■ Written problem: Retype the records below line for line, keeping every character the same.

■ Records for the exercise:
· · · · ·
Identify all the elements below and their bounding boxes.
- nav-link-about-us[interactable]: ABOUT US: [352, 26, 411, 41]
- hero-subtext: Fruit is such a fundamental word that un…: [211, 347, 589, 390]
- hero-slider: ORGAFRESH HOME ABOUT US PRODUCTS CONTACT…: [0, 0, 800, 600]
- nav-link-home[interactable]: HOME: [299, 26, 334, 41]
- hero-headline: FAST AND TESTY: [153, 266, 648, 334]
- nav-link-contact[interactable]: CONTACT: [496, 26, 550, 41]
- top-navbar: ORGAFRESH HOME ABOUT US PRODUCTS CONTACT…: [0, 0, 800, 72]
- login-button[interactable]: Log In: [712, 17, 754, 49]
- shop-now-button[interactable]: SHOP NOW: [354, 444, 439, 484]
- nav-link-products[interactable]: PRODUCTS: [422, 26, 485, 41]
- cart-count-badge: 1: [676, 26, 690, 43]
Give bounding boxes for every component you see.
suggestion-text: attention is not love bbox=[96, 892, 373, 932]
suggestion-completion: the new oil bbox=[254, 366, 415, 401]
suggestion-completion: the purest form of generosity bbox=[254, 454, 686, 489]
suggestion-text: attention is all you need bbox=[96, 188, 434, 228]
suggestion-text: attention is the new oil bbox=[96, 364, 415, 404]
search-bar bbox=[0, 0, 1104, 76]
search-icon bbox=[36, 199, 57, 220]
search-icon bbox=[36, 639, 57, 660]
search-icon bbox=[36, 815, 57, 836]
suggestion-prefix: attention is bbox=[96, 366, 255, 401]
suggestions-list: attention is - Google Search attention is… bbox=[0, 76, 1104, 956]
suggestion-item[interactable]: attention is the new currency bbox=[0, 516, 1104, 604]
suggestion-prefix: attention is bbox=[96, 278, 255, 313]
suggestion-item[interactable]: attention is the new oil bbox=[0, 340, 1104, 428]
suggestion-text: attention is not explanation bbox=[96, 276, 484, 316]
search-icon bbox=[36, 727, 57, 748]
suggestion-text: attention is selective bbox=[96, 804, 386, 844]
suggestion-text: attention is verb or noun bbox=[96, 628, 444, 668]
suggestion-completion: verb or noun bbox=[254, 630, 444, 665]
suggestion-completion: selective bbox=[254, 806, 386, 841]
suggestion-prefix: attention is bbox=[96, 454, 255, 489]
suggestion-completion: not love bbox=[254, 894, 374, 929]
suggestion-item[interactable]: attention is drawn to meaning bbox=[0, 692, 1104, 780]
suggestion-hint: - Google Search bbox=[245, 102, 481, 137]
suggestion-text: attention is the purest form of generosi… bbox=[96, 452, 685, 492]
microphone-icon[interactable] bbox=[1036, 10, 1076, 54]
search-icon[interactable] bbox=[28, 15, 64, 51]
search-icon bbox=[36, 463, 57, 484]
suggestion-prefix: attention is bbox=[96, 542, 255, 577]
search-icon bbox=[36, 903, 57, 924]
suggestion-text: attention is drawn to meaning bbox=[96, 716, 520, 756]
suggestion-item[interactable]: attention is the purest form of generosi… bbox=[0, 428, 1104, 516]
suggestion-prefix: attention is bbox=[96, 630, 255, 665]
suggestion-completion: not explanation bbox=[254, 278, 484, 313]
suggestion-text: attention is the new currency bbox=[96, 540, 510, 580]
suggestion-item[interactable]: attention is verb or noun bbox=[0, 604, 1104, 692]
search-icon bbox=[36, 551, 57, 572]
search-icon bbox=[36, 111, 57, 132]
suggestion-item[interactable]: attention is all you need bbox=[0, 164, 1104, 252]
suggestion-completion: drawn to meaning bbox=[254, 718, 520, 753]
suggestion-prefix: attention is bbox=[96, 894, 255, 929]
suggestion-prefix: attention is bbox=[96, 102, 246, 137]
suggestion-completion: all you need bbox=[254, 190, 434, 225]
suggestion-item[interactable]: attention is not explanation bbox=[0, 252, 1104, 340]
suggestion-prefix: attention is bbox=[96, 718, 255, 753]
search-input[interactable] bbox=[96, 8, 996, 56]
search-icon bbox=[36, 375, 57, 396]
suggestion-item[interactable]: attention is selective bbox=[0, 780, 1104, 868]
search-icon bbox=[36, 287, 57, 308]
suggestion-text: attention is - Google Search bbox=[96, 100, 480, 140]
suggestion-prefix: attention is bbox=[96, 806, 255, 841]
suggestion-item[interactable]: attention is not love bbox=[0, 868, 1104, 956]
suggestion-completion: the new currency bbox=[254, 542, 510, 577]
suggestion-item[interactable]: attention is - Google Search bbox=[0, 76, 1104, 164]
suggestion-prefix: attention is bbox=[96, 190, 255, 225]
· · · · ·
■ Full output:
Identify all the elements below and their bounding boxes.
- nav-link-about-us[interactable]: ABOUT US: [352, 26, 411, 41]
- hero-subtext: Fruit is such a fundamental word that un…: [211, 347, 589, 390]
- hero-slider: ORGAFRESH HOME ABOUT US PRODUCTS CONTACT…: [0, 0, 800, 600]
- nav-link-home[interactable]: HOME: [299, 26, 334, 41]
- hero-headline: FAST AND TESTY: [153, 266, 648, 334]
- nav-link-contact[interactable]: CONTACT: [496, 26, 550, 41]
- top-navbar: ORGAFRESH HOME ABOUT US PRODUCTS CONTACT…: [0, 0, 800, 72]
- login-button[interactable]: Log In: [712, 17, 754, 49]
- shop-now-button[interactable]: SHOP NOW: [354, 444, 439, 484]
- nav-link-products[interactable]: PRODUCTS: [422, 26, 485, 41]
- cart-count-badge: 1: [676, 26, 690, 43]
Give bounding boxes for every component you see.
suggestion-text: attention is not love bbox=[96, 892, 373, 932]
suggestion-completion: the new oil bbox=[254, 366, 415, 401]
suggestion-completion: the purest form of generosity bbox=[254, 454, 686, 489]
suggestion-text: attention is all you need bbox=[96, 188, 434, 228]
suggestion-text: attention is the new oil bbox=[96, 364, 415, 404]
search-bar bbox=[0, 0, 1104, 76]
search-icon bbox=[36, 199, 57, 220]
search-icon bbox=[36, 639, 57, 660]
search-icon bbox=[36, 815, 57, 836]
suggestion-prefix: attention is bbox=[96, 366, 255, 401]
suggestions-list: attention is - Google Search attention is… bbox=[0, 76, 1104, 956]
suggestion-item[interactable]: attention is the new currency bbox=[0, 516, 1104, 604]
suggestion-prefix: attention is bbox=[96, 278, 255, 313]
suggestion-item[interactable]: attention is the new oil bbox=[0, 340, 1104, 428]
suggestion-text: attention is not explanation bbox=[96, 276, 484, 316]
search-icon bbox=[36, 727, 57, 748]
suggestion-text: attention is selective bbox=[96, 804, 386, 844]
suggestion-text: attention is verb or noun bbox=[96, 628, 444, 668]
suggestion-completion: verb or noun bbox=[254, 630, 444, 665]
suggestion-completion: selective bbox=[254, 806, 386, 841]
suggestion-prefix: attention is bbox=[96, 454, 255, 489]
suggestion-completion: not love bbox=[254, 894, 374, 929]
suggestion-item[interactable]: attention is drawn to meaning bbox=[0, 692, 1104, 780]
suggestion-hint: - Google Search bbox=[245, 102, 481, 137]
suggestion-text: attention is the purest form of generosi… bbox=[96, 452, 685, 492]
microphone-icon[interactable] bbox=[1036, 10, 1076, 54]
search-icon[interactable] bbox=[28, 15, 64, 51]
search-icon bbox=[36, 463, 57, 484]
suggestion-prefix: attention is bbox=[96, 542, 255, 577]
search-icon bbox=[36, 903, 57, 924]
suggestion-text: attention is drawn to meaning bbox=[96, 716, 520, 756]
suggestion-item[interactable]: attention is the purest form of generosi… bbox=[0, 428, 1104, 516]
suggestion-prefix: attention is bbox=[96, 630, 255, 665]
suggestion-completion: not explanation bbox=[254, 278, 484, 313]
suggestion-text: attention is the new currency bbox=[96, 540, 510, 580]
suggestion-item[interactable]: attention is verb or noun bbox=[0, 604, 1104, 692]
search-icon bbox=[36, 551, 57, 572]
search-icon bbox=[36, 111, 57, 132]
suggestion-item[interactable]: attention is all you need bbox=[0, 164, 1104, 252]
suggestion-completion: drawn to meaning bbox=[254, 718, 520, 753]
suggestion-prefix: attention is bbox=[96, 894, 255, 929]
suggestion-prefix: attention is bbox=[96, 102, 246, 137]
suggestion-completion: all you need bbox=[254, 190, 434, 225]
suggestion-item[interactable]: attention is not explanation bbox=[0, 252, 1104, 340]
suggestion-prefix: attention is bbox=[96, 718, 255, 753]
search-input[interactable] bbox=[96, 8, 996, 56]
search-icon bbox=[36, 375, 57, 396]
suggestion-item[interactable]: attention is selective bbox=[0, 780, 1104, 868]
search-icon bbox=[36, 287, 57, 308]
suggestion-text: attention is - Google Search bbox=[96, 100, 480, 140]
suggestion-prefix: attention is bbox=[96, 806, 255, 841]
suggestion-item[interactable]: attention is not love bbox=[0, 868, 1104, 956]
suggestion-completion: the new currency bbox=[254, 542, 510, 577]
suggestion-item[interactable]: attention is - Google Search bbox=[0, 76, 1104, 164]
suggestion-prefix: attention is bbox=[96, 190, 255, 225]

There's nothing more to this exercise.